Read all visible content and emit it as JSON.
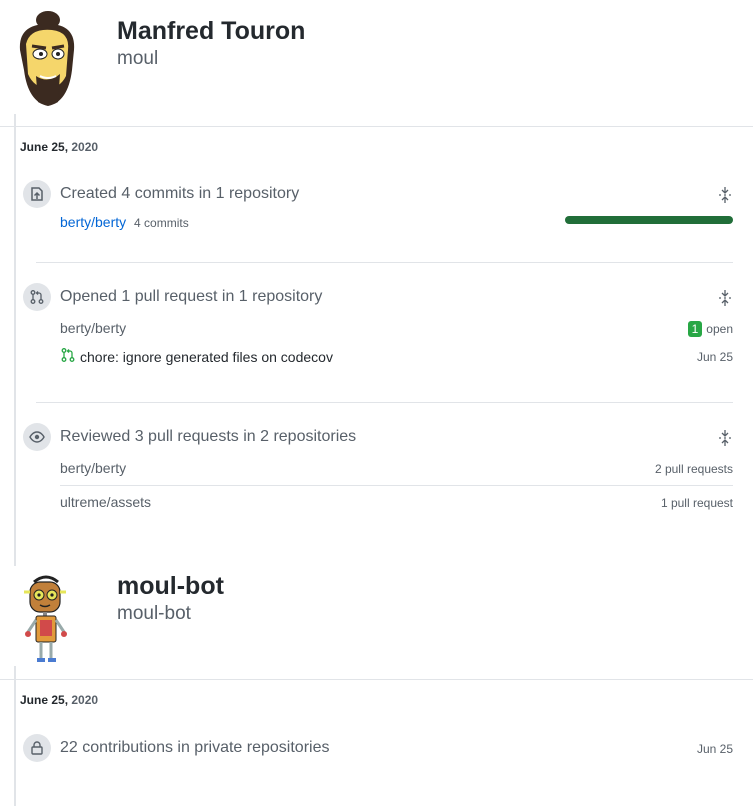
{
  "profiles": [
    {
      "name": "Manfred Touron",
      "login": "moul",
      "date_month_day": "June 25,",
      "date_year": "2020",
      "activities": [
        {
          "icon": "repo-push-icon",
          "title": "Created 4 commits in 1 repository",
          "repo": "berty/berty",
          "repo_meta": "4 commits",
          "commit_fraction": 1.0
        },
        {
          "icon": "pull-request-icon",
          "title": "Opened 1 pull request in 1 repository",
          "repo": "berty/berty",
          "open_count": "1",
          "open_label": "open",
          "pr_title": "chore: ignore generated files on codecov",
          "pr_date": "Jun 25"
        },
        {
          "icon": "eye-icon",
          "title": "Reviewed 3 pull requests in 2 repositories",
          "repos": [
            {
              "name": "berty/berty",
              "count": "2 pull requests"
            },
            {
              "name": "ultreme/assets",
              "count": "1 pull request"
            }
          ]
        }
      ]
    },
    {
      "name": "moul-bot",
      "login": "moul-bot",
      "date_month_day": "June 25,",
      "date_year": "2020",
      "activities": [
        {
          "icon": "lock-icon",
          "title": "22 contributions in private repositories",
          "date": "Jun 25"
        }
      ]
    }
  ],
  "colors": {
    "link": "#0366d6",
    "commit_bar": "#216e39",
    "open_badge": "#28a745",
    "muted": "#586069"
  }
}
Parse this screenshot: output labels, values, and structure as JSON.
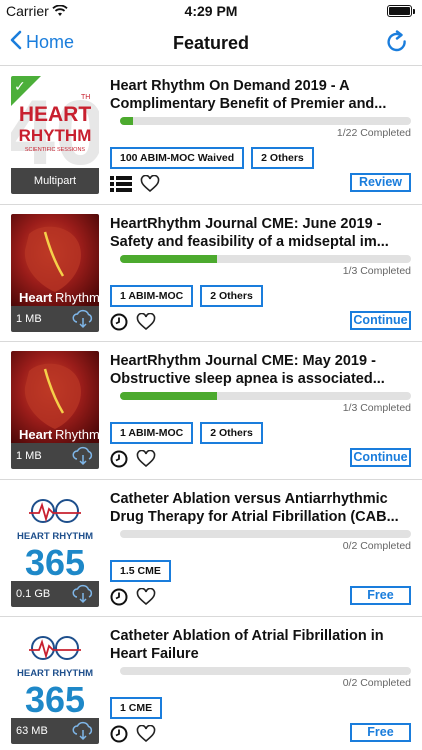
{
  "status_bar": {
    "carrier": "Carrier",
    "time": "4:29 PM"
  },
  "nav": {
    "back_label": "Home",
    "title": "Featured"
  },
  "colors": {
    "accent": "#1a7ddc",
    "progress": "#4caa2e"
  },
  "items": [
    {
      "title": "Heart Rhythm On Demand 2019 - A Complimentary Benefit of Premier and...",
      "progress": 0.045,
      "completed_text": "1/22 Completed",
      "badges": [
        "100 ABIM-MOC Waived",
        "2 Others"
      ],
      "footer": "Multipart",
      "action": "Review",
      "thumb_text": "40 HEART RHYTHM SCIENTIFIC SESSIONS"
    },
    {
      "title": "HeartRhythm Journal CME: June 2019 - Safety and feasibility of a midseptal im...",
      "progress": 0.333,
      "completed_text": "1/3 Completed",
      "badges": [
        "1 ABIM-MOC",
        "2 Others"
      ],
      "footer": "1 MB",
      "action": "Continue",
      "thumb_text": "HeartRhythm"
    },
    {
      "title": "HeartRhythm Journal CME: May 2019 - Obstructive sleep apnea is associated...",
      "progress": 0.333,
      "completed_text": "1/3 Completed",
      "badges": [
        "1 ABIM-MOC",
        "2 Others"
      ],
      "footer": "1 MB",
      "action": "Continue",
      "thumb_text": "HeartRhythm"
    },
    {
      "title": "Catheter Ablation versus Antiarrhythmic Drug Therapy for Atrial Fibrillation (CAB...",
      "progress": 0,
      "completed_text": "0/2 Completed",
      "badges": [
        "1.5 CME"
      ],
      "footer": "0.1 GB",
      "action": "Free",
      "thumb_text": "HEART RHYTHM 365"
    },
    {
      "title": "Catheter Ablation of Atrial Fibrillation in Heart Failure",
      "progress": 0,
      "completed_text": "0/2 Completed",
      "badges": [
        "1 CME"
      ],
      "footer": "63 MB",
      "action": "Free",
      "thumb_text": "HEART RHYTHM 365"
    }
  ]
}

▶ **Written instruction**:
From the listing, extract all text exactly as given and drop any picture.

▶ **Solution to the exercise**:
Read all visible content and emit it as JSON.
{
  "profiles": [
    {
      "name": "Manfred Touron",
      "login": "moul",
      "date_month_day": "June 25,",
      "date_year": "2020",
      "activities": [
        {
          "icon": "repo-push-icon",
          "title": "Created 4 commits in 1 repository",
          "repo": "berty/berty",
          "repo_meta": "4 commits",
          "commit_fraction": 1.0
        },
        {
          "icon": "pull-request-icon",
          "title": "Opened 1 pull request in 1 repository",
          "repo": "berty/berty",
          "open_count": "1",
          "open_label": "open",
          "pr_title": "chore: ignore generated files on codecov",
          "pr_date": "Jun 25"
        },
        {
          "icon": "eye-icon",
          "title": "Reviewed 3 pull requests in 2 repositories",
          "repos": [
            {
              "name": "berty/berty",
              "count": "2 pull requests"
            },
            {
              "name": "ultreme/assets",
              "count": "1 pull request"
            }
          ]
        }
      ]
    },
    {
      "name": "moul-bot",
      "login": "moul-bot",
      "date_month_day": "June 25,",
      "date_year": "2020",
      "activities": [
        {
          "icon": "lock-icon",
          "title": "22 contributions in private repositories",
          "date": "Jun 25"
        }
      ]
    }
  ],
  "colors": {
    "link": "#0366d6",
    "commit_bar": "#216e39",
    "open_badge": "#28a745",
    "muted": "#586069"
  }
}
Parse this screenshot: output labels, values, and structure as JSON.
{
  "status_bar": {
    "carrier": "Carrier",
    "time": "4:29 PM"
  },
  "nav": {
    "back_label": "Home",
    "title": "Featured"
  },
  "colors": {
    "accent": "#1a7ddc",
    "progress": "#4caa2e"
  },
  "items": [
    {
      "title": "Heart Rhythm On Demand 2019 - A Complimentary Benefit of Premier and...",
      "progress": 0.045,
      "completed_text": "1/22 Completed",
      "badges": [
        "100 ABIM-MOC Waived",
        "2 Others"
      ],
      "footer": "Multipart",
      "action": "Review",
      "thumb_text": "40 HEART RHYTHM SCIENTIFIC SESSIONS"
    },
    {
      "title": "HeartRhythm Journal CME: June 2019 - Safety and feasibility of a midseptal im...",
      "progress": 0.333,
      "completed_text": "1/3 Completed",
      "badges": [
        "1 ABIM-MOC",
        "2 Others"
      ],
      "footer": "1 MB",
      "action": "Continue",
      "thumb_text": "HeartRhythm"
    },
    {
      "title": "HeartRhythm Journal CME: May 2019 - Obstructive sleep apnea is associated...",
      "progress": 0.333,
      "completed_text": "1/3 Completed",
      "badges": [
        "1 ABIM-MOC",
        "2 Others"
      ],
      "footer": "1 MB",
      "action": "Continue",
      "thumb_text": "HeartRhythm"
    },
    {
      "title": "Catheter Ablation versus Antiarrhythmic Drug Therapy for Atrial Fibrillation (CAB...",
      "progress": 0,
      "completed_text": "0/2 Completed",
      "badges": [
        "1.5 CME"
      ],
      "footer": "0.1 GB",
      "action": "Free",
      "thumb_text": "HEART RHYTHM 365"
    },
    {
      "title": "Catheter Ablation of Atrial Fibrillation in Heart Failure",
      "progress": 0,
      "completed_text": "0/2 Completed",
      "badges": [
        "1 CME"
      ],
      "footer": "63 MB",
      "action": "Free",
      "thumb_text": "HEART RHYTHM 365"
    }
  ]
}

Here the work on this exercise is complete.